**JOB:**
Every entry must be duplicated precisely as written.

**PROVIDED RECORDS:**

━━━━━━━━━━━━━━━━━━━━━━━━━━━━━━

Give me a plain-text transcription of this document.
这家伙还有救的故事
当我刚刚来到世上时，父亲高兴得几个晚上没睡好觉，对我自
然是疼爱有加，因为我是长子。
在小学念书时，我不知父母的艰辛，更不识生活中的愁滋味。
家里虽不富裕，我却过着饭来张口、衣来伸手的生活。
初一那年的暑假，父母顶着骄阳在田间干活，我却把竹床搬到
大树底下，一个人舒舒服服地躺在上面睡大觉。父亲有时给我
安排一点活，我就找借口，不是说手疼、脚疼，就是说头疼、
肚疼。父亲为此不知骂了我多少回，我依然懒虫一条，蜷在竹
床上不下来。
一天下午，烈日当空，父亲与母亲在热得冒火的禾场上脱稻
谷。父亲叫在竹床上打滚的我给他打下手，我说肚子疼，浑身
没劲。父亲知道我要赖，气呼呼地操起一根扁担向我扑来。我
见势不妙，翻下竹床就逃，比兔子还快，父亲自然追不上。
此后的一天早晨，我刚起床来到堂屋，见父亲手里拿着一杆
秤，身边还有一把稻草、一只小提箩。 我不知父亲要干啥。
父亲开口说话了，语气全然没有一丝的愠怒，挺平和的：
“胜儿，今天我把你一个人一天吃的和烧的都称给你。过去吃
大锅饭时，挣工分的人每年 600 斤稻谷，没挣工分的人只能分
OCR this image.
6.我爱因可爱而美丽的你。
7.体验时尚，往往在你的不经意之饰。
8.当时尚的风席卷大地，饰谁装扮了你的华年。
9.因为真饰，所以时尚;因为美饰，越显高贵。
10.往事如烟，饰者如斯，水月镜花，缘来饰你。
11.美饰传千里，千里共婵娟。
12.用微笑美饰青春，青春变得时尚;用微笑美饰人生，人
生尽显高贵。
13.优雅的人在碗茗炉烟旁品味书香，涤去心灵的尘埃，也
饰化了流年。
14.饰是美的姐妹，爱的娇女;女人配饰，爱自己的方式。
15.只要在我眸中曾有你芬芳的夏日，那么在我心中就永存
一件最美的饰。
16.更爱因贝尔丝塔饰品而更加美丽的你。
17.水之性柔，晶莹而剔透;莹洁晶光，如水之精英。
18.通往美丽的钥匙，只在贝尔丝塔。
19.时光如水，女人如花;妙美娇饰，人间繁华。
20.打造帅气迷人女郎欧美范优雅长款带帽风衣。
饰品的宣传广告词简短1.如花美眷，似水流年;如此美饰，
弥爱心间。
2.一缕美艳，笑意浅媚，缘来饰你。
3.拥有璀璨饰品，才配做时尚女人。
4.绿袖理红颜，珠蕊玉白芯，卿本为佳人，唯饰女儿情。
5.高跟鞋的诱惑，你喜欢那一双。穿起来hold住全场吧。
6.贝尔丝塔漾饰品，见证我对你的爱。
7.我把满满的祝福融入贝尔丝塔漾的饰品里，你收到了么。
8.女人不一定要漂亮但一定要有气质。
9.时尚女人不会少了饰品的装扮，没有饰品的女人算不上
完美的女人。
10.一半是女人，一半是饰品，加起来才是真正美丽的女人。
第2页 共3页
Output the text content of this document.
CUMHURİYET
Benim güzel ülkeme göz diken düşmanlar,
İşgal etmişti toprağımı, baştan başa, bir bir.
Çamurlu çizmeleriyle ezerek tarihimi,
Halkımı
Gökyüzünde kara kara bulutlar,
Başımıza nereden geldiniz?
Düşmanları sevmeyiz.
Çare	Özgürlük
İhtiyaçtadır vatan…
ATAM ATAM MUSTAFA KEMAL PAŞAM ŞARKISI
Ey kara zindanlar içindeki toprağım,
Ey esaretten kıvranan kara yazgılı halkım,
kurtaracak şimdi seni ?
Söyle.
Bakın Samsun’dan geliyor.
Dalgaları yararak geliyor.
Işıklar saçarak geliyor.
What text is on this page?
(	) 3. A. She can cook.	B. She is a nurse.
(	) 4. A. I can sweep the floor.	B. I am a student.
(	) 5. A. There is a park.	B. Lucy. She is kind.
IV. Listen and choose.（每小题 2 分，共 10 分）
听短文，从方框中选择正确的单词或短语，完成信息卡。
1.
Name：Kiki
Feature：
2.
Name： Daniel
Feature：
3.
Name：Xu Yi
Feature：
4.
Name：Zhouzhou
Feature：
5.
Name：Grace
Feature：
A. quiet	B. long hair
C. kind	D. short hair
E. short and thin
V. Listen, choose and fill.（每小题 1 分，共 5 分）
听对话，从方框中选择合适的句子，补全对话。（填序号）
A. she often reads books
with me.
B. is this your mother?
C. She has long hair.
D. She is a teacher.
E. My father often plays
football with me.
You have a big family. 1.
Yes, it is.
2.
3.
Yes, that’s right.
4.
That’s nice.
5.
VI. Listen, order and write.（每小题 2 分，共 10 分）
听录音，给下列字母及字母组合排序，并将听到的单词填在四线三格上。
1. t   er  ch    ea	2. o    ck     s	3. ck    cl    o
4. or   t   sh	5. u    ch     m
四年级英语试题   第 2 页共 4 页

━━━━━━━━━━━━━━━━━━━━━━━━━━━━━━

**OUTPUT:**
Give me a plain-text transcription of this document.
这家伙还有救的故事
当我刚刚来到世上时，父亲高兴得几个晚上没睡好觉，对我自
然是疼爱有加，因为我是长子。
在小学念书时，我不知父母的艰辛，更不识生活中的愁滋味。
家里虽不富裕，我却过着饭来张口、衣来伸手的生活。
初一那年的暑假，父母顶着骄阳在田间干活，我却把竹床搬到
大树底下，一个人舒舒服服地躺在上面睡大觉。父亲有时给我
安排一点活，我就找借口，不是说手疼、脚疼，就是说头疼、
肚疼。父亲为此不知骂了我多少回，我依然懒虫一条，蜷在竹
床上不下来。
一天下午，烈日当空，父亲与母亲在热得冒火的禾场上脱稻
谷。父亲叫在竹床上打滚的我给他打下手，我说肚子疼，浑身
没劲。父亲知道我要赖，气呼呼地操起一根扁担向我扑来。我
见势不妙，翻下竹床就逃，比兔子还快，父亲自然追不上。
此后的一天早晨，我刚起床来到堂屋，见父亲手里拿着一杆
秤，身边还有一把稻草、一只小提箩。 我不知父亲要干啥。
父亲开口说话了，语气全然没有一丝的愠怒，挺平和的：
“胜儿，今天我把你一个人一天吃的和烧的都称给你。过去吃
大锅饭时，挣工分的人每年 600 斤稻谷，没挣工分的人只能分
OCR this image.
6.我爱因可爱而美丽的你。
7.体验时尚，往往在你的不经意之饰。
8.当时尚的风席卷大地，饰谁装扮了你的华年。
9.因为真饰，所以时尚;因为美饰，越显高贵。
10.往事如烟，饰者如斯，水月镜花，缘来饰你。
11.美饰传千里，千里共婵娟。
12.用微笑美饰青春，青春变得时尚;用微笑美饰人生，人
生尽显高贵。
13.优雅的人在碗茗炉烟旁品味书香，涤去心灵的尘埃，也
饰化了流年。
14.饰是美的姐妹，爱的娇女;女人配饰，爱自己的方式。
15.只要在我眸中曾有你芬芳的夏日，那么在我心中就永存
一件最美的饰。
16.更爱因贝尔丝塔饰品而更加美丽的你。
17.水之性柔，晶莹而剔透;莹洁晶光，如水之精英。
18.通往美丽的钥匙，只在贝尔丝塔。
19.时光如水，女人如花;妙美娇饰，人间繁华。
20.打造帅气迷人女郎欧美范优雅长款带帽风衣。
饰品的宣传广告词简短1.如花美眷，似水流年;如此美饰，
弥爱心间。
2.一缕美艳，笑意浅媚，缘来饰你。
3.拥有璀璨饰品，才配做时尚女人。
4.绿袖理红颜，珠蕊玉白芯，卿本为佳人，唯饰女儿情。
5.高跟鞋的诱惑，你喜欢那一双。穿起来hold住全场吧。
6.贝尔丝塔漾饰品，见证我对你的爱。
7.我把满满的祝福融入贝尔丝塔漾的饰品里，你收到了么。
8.女人不一定要漂亮但一定要有气质。
9.时尚女人不会少了饰品的装扮，没有饰品的女人算不上
完美的女人。
10.一半是女人，一半是饰品，加起来才是真正美丽的女人。
第2页 共3页
Output the text content of this document.
CUMHURİYET
Benim güzel ülkeme göz diken düşmanlar,
İşgal etmişti toprağımı, baştan başa, bir bir.
Çamurlu çizmeleriyle ezerek tarihimi,
Halkımı
Gökyüzünde kara kara bulutlar,
Başımıza nereden geldiniz?
Düşmanları sevmeyiz.
Çare	Özgürlük
İhtiyaçtadır vatan…
ATAM ATAM MUSTAFA KEMAL PAŞAM ŞARKISI
Ey kara zindanlar içindeki toprağım,
Ey esaretten kıvranan kara yazgılı halkım,
kurtaracak şimdi seni ?
Söyle.
Bakın Samsun’dan geliyor.
Dalgaları yararak geliyor.
Işıklar saçarak geliyor.
What text is on this page?
(	) 3. A. She can cook.	B. She is a nurse.
(	) 4. A. I can sweep the floor.	B. I am a student.
(	) 5. A. There is a park.	B. Lucy. She is kind.
IV. Listen and choose.（每小题 2 分，共 10 分）
听短文，从方框中选择正确的单词或短语，完成信息卡。
1.
Name：Kiki
Feature：
2.
Name： Daniel
Feature：
3.
Name：Xu Yi
Feature：
4.
Name：Zhouzhou
Feature：
5.
Name：Grace
Feature：
A. quiet	B. long hair
C. kind	D. short hair
E. short and thin
V. Listen, choose and fill.（每小题 1 分，共 5 分）
听对话，从方框中选择合适的句子，补全对话。（填序号）
A. she often reads books
with me.
B. is this your mother?
C. She has long hair.
D. She is a teacher.
E. My father often plays
football with me.
You have a big family. 1.
Yes, it is.
2.
3.
Yes, that’s right.
4.
That’s nice.
5.
VI. Listen, order and write.（每小题 2 分，共 10 分）
听录音，给下列字母及字母组合排序，并将听到的单词填在四线三格上。
1. t   er  ch    ea	2. o    ck     s	3. ck    cl    o
4. or   t   sh	5. u    ch     m
四年级英语试题   第 2 页共 4 页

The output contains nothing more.